PROVIDED PASSAGE

Intermediate sprint: yet again, Greipel. 
Greipel "wins" yet another intermediate sprint. Sagan and Cavendish after him. Kittel didn't take part. Waits for the final sprint. #Tdf

Sixty six kilometers to go and the roads are narrowing. The break still have a gap, but it is down to 2:20. Ahead, Westra attacks his breakaway mates, but is caught.
50km to go and the five-man break have 2:32 with the sprint teams now massing at the front of the bunch. #TDF

Brittany, by the way, is looking very beautiful today: blue skies, castles, chateaus and cheering crowds. Here at home, K made a blueberry buckle! Stage highlight so far.
_Gavia_ 7:55am via Tweetbot for Mac
It’s 41km to go, gap to the break is 2.29. Lots of bike race left. And some cool castles.

opqscyclingteam 8:11am via TweetDeck
#TDF: 30.3km to go, 1'10" gap.

That gap now is dropping quickly, as the riders approach the coast. Wind to come? We have reached the point in the race where things are very nervous. Twenty kilometers to go, gap around thirty seconds. A couple of small crashes in the peloton, victims include Talansky and Flecha. Everyone back up riding, though it will be hard for them to get back on.

DATA TO EXAMINE
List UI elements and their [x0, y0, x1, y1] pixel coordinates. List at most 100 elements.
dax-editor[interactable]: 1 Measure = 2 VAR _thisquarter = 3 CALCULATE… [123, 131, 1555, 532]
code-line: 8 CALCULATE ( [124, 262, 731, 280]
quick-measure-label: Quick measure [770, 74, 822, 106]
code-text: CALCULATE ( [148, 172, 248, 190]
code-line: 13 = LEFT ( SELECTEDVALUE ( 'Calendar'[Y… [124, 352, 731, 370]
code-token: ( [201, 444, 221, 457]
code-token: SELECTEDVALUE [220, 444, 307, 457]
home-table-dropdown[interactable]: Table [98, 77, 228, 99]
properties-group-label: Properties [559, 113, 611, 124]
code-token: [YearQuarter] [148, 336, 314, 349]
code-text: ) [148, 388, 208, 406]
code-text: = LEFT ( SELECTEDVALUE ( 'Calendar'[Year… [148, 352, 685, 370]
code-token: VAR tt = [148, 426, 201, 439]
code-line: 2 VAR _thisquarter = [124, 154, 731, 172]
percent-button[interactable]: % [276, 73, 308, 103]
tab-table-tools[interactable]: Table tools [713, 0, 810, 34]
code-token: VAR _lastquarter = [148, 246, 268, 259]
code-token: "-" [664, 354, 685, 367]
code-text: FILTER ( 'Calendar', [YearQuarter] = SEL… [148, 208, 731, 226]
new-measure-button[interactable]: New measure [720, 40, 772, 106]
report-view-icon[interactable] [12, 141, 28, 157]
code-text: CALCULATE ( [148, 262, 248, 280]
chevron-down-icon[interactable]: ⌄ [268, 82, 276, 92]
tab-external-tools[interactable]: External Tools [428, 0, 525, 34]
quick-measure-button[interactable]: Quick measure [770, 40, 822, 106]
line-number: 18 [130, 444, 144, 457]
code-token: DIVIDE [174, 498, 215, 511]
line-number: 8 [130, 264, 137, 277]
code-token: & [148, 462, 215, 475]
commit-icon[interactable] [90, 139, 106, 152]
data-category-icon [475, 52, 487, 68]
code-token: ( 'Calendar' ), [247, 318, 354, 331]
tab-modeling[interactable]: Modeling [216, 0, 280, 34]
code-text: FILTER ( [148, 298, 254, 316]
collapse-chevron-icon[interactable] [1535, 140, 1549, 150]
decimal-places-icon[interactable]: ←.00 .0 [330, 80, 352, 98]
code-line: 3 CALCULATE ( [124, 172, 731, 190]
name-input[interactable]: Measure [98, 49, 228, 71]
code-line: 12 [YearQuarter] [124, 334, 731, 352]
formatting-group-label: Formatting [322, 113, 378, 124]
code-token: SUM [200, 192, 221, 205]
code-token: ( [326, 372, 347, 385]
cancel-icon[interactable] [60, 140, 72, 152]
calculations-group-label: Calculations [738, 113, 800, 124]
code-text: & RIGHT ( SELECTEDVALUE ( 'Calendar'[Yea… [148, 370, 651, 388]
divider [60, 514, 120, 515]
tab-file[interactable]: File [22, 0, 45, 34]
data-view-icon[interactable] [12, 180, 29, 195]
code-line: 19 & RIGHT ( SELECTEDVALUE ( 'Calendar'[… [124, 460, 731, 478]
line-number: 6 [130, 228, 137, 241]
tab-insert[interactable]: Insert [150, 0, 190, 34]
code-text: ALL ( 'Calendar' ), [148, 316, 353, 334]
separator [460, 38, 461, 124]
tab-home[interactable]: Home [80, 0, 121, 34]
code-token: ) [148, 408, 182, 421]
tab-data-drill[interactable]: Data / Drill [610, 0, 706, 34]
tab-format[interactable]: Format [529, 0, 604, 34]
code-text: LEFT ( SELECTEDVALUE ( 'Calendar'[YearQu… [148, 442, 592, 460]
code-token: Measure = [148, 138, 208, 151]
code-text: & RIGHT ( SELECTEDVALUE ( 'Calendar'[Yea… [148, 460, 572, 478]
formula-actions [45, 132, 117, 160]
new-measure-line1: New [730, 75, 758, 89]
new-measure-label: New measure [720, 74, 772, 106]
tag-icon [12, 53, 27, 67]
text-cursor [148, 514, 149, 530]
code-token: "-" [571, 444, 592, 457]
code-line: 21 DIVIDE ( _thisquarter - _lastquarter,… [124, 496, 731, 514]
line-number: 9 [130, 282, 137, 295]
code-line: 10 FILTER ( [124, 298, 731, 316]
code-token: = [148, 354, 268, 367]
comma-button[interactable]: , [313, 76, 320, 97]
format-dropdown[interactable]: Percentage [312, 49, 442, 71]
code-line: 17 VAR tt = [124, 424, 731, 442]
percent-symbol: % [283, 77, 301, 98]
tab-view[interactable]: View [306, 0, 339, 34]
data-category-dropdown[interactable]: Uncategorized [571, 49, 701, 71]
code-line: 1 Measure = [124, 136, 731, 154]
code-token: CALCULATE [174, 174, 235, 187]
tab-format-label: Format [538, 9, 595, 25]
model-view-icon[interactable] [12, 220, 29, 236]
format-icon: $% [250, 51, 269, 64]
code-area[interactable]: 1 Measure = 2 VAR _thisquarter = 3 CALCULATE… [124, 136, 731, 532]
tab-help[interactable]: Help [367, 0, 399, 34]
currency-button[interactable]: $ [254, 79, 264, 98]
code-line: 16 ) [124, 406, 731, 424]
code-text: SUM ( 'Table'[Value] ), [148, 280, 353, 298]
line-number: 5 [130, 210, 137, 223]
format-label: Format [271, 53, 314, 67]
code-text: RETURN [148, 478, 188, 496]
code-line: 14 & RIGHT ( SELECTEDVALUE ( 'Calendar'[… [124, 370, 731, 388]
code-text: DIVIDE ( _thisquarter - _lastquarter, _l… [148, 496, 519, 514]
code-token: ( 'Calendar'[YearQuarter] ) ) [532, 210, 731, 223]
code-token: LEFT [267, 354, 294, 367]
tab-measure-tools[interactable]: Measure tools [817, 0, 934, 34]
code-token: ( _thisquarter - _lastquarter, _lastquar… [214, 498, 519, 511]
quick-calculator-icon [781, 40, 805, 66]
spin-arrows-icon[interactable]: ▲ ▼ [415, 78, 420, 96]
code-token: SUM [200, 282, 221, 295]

TASKS FOR THIS EXERCISE
1/ Retype the race commentary from "50km to go and" up to and including "get back on.".
2/ In the race commentary, which two riders are named as victims of the small crashes in the peloton?

TASK-BY-TASK ANSWERS
1/
50km to go and the five-man break have 2:32 with the sprint teams now massing at the front of the bunch. #TDF

Brittany, by the way, is looking very beautiful today: blue skies, castles, chateaus and cheering crowds. Here at home, K made a blueberry buckle! Stage highlight so far.
_Gavia_ 7:55am via Tweetbot for Mac
It’s 41km to go, gap to the break is 2.29. Lots of bike race left. And some cool castles.

opqscyclingteam 8:11am via TweetDeck
#TDF: 30.3km to go, 1'10" gap.

That gap now is dropping quickly, as the riders approach the coast. Wind to come? We have reached the point in the race where things are very nervous. Twenty kilometers to go, gap around thirty seconds. A couple of small crashes in the peloton, victims include Talansky and Flecha. Everyone back up riding, though it will be hard for them to get back on.

2/ Talansky and Flecha.